Listed entries:
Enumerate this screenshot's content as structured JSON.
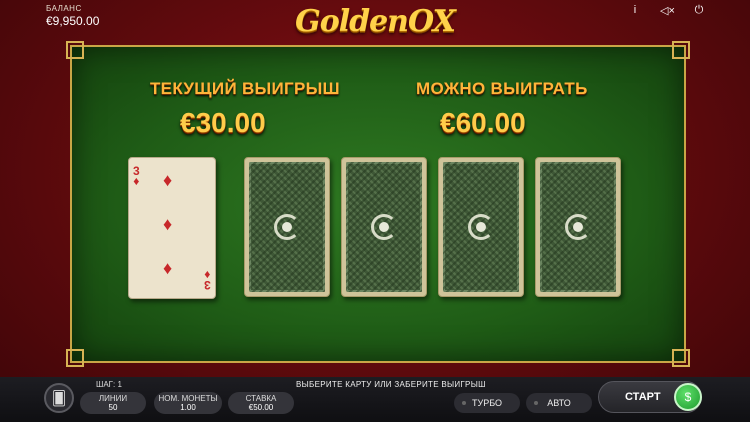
{
  "balance": {
    "label": "БАЛАНС",
    "value": "€9,950.00"
  },
  "logo": {
    "text": "GoldenOX"
  },
  "top_icons": {
    "info": "i",
    "mute": "◁×",
    "power": "⏻"
  },
  "game": {
    "current_win_label": "ТЕКУЩИЙ ВЫИГРЫШ",
    "current_win_value": "€30.00",
    "possible_win_label": "МОЖНО ВЫИГРАТЬ",
    "possible_win_value": "€60.00",
    "face_card": {
      "rank": "3",
      "suit": "♦"
    }
  },
  "bottom": {
    "step": "ШАГ: 1",
    "instruction": "ВЫБЕРИТЕ КАРТУ ИЛИ ЗАБЕРИТЕ ВЫИГРЫШ",
    "lines_label": "ЛИНИИ",
    "lines_value": "50",
    "coin_label": "НОМ. МОНЕТЫ",
    "coin_value": "1.00",
    "bet_label": "СТАВКА",
    "bet_value": "€50.00",
    "turbo_label": "ТУРБО",
    "auto_label": "АВТО",
    "start_label": "СТАРТ"
  }
}
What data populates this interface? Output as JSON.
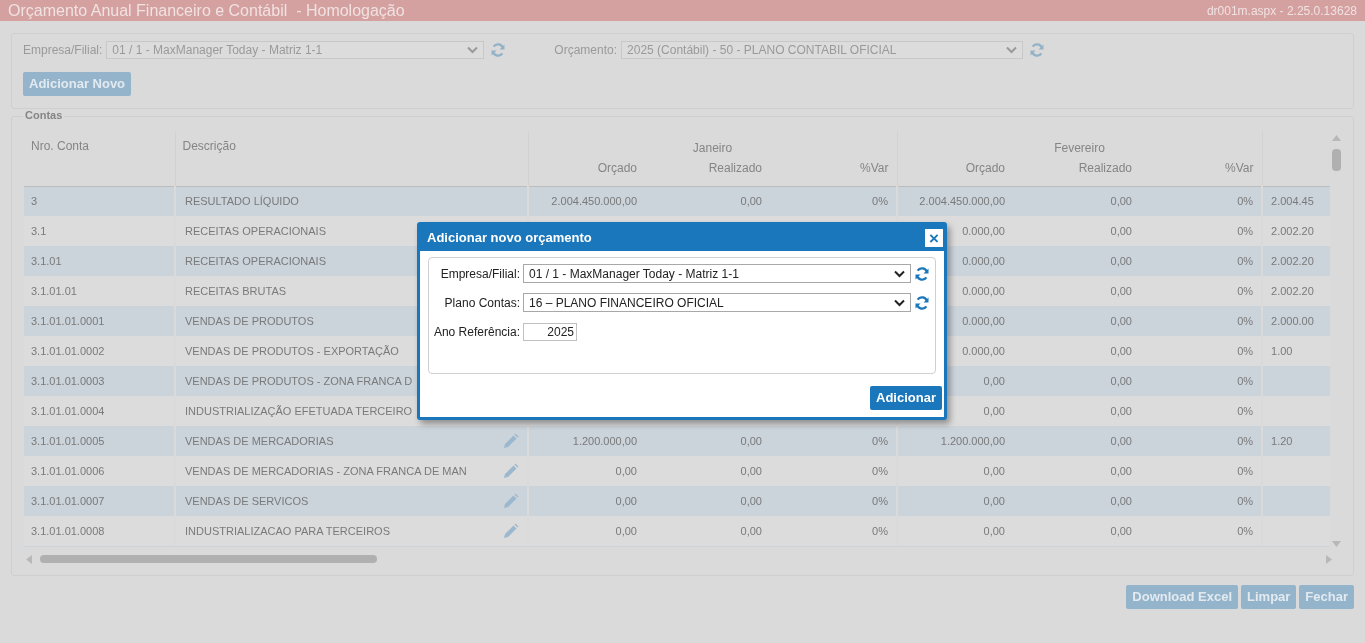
{
  "window": {
    "title": "Orçamento Anual Financeiro e Contábil  - Homologação",
    "file_info": "dr001m.aspx - 2.25.0.13628"
  },
  "filters": [
    {
      "label": "Empresa/Filial:",
      "value": "01 / 1 - MaxManager Today - Matriz 1-1"
    },
    {
      "label": "Orçamento:",
      "value": "2025 (Contábil) - 50 - PLANO CONTABIL OFICIAL"
    }
  ],
  "add_button": "Adicionar Novo",
  "section_title": "Contas",
  "table": {
    "columns": [
      "Nro. Conta",
      "Descrição"
    ],
    "groups": [
      {
        "name": "Janeiro",
        "columns": [
          "Orçado",
          "Realizado",
          "%Var"
        ]
      },
      {
        "name": "Fevereiro",
        "columns": [
          "Orçado",
          "Realizado",
          "%Var"
        ]
      }
    ],
    "rows": [
      {
        "account": "3",
        "description": "RESULTADO LÍQUIDO",
        "editable": false,
        "jan_orcado": "2.004.450.000,00",
        "jan_realizado": "0,00",
        "jan_var": "0%",
        "fev_orcado": "2.004.450.000,00",
        "fev_realizado": "0,00",
        "fev_var": "0%",
        "column_9": "2.004.45"
      },
      {
        "account": "3.1",
        "description": "RECEITAS OPERACIONAIS",
        "fev_orcado": "0.000,00",
        "fev_realizado": "0,00",
        "fev_var": "0%",
        "column_9": "2.002.20"
      },
      {
        "account": "3.1.01",
        "description": "RECEITAS OPERACIONAIS",
        "fev_orcado": "0.000,00",
        "fev_realizado": "0,00",
        "fev_var": "0%",
        "column_9": "2.002.20"
      },
      {
        "account": "3.1.01.01",
        "description": "RECEITAS BRUTAS",
        "fev_orcado": "0.000,00",
        "fev_realizado": "0,00",
        "fev_var": "0%",
        "column_9": "2.002.20"
      },
      {
        "account": "3.1.01.01.0001",
        "description": "VENDAS DE PRODUTOS",
        "fev_orcado": "0.000,00",
        "fev_realizado": "0,00",
        "fev_var": "0%",
        "column_9": "2.000.00"
      },
      {
        "account": "3.1.01.01.0002",
        "description": "VENDAS DE PRODUTOS - EXPORTAÇÃO",
        "fev_orcado": "0.000,00",
        "fev_realizado": "0,00",
        "fev_var": "0%",
        "column_9": "1.00"
      },
      {
        "account": "3.1.01.01.0003",
        "description": "VENDAS DE PRODUTOS - ZONA FRANCA D",
        "fev_orcado": "0,00",
        "fev_realizado": "0,00",
        "fev_var": "0%"
      },
      {
        "account": "3.1.01.01.0004",
        "description": "INDUSTRIALIZAÇÃO EFETUADA TERCEIRO",
        "fev_orcado": "0,00",
        "fev_realizado": "0,00",
        "fev_var": "0%"
      },
      {
        "account": "3.1.01.01.0005",
        "description": "VENDAS DE MERCADORIAS",
        "editable": true,
        "jan_orcado": "1.200.000,00",
        "jan_realizado": "0,00",
        "jan_var": "0%",
        "fev_orcado": "1.200.000,00",
        "fev_realizado": "0,00",
        "fev_var": "0%",
        "column_9": "1.20"
      },
      {
        "account": "3.1.01.01.0006",
        "description": "VENDAS DE MERCADORIAS - ZONA FRANCA DE MAN",
        "editable": true,
        "jan_orcado": "0,00",
        "jan_realizado": "0,00",
        "jan_var": "0%",
        "fev_orcado": "0,00",
        "fev_realizado": "0,00",
        "fev_var": "0%"
      },
      {
        "account": "3.1.01.01.0007",
        "description": "VENDAS DE SERVICOS",
        "editable": true,
        "jan_orcado": "0,00",
        "jan_realizado": "0,00",
        "jan_var": "0%",
        "fev_orcado": "0,00",
        "fev_realizado": "0,00",
        "fev_var": "0%"
      },
      {
        "account": "3.1.01.01.0008",
        "description": "INDUSTRIALIZACAO PARA TERCEIROS",
        "editable": true,
        "jan_orcado": "0,00",
        "jan_realizado": "0,00",
        "jan_var": "0%",
        "fev_orcado": "0,00",
        "fev_realizado": "0,00",
        "fev_var": "0%"
      }
    ]
  },
  "footer_buttons": [
    "Download Excel",
    "Limpar",
    "Fechar"
  ],
  "dialog": {
    "title": "Adicionar novo orçamento",
    "close": "×",
    "fields": [
      {
        "kind": "select",
        "label": "Empresa/Filial:",
        "value": "01 / 1 - MaxManager Today - Matriz 1-1"
      },
      {
        "kind": "select",
        "label": "Plano Contas:",
        "value": "16 – PLANO FINANCEIRO OFICIAL"
      },
      {
        "kind": "text",
        "label": "Ano Referência:",
        "value": "2025"
      }
    ],
    "button": "Adicionar"
  }
}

Do this: Where a line above contains the string "account", copy that line.

Task response:
        "account": "3",
        "account": "3.1",
        "account": "3.1.01",
        "account": "3.1.01.01",
        "account": "3.1.01.01.0001",
        "account": "3.1.01.01.0002",
        "account": "3.1.01.01.0003",
        "account": "3.1.01.01.0004",
        "account": "3.1.01.01.0005",
        "account": "3.1.01.01.0006",
        "account": "3.1.01.01.0007",
        "account": "3.1.01.01.0008",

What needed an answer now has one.